**Required work**
Reproduce each line that includes the word "document".

>> begin Records provided

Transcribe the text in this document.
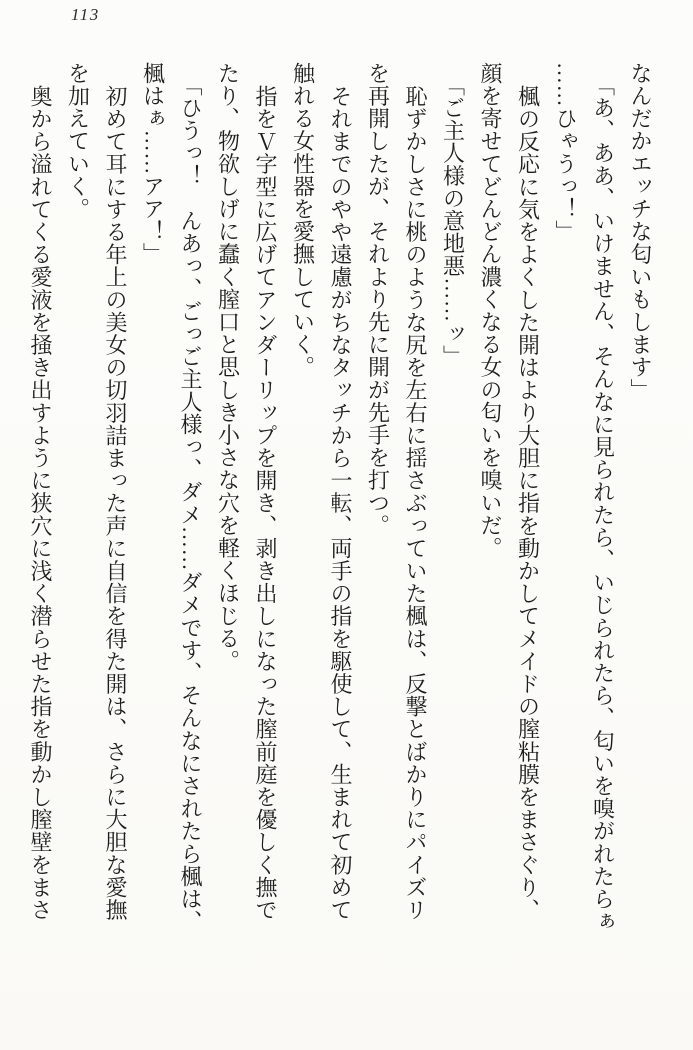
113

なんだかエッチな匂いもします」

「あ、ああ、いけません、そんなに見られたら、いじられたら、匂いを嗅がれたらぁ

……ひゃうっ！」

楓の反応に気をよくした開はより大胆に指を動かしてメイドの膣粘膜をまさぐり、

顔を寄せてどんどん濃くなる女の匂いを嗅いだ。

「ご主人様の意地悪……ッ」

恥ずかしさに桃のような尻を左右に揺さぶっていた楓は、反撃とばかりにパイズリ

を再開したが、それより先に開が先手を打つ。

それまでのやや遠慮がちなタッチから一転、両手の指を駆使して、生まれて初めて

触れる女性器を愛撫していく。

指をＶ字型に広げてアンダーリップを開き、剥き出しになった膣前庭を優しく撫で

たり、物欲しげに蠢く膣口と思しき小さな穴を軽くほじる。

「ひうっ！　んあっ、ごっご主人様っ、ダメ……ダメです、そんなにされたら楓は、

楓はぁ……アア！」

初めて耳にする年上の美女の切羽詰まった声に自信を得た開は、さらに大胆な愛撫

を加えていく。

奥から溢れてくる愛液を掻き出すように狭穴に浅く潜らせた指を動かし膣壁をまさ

>> end Records provided
>> begin Records provided

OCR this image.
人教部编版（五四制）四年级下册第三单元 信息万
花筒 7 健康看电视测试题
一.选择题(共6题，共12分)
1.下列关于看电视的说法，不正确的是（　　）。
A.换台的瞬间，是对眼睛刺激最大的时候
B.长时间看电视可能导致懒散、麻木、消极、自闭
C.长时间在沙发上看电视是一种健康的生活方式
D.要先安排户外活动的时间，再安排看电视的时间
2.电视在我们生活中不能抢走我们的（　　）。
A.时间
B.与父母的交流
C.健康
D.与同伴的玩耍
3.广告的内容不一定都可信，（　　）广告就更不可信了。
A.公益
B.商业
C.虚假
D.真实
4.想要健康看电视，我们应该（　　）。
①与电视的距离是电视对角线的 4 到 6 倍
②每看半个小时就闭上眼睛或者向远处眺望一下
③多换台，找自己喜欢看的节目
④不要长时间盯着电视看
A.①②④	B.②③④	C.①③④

>> end Records provided
>> begin Records provided

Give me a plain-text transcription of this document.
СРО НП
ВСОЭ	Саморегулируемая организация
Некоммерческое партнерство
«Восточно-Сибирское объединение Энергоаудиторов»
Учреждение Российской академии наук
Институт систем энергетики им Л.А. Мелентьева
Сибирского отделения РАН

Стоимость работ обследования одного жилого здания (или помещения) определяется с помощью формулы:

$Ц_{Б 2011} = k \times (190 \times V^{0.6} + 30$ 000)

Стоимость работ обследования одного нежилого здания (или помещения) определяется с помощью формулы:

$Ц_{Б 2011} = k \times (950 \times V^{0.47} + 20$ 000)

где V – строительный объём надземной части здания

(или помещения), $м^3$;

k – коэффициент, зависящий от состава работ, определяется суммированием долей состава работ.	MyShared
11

>> end Records provided

**Task output**
Transcribe the text in this document.
Give me a plain-text transcription of this document.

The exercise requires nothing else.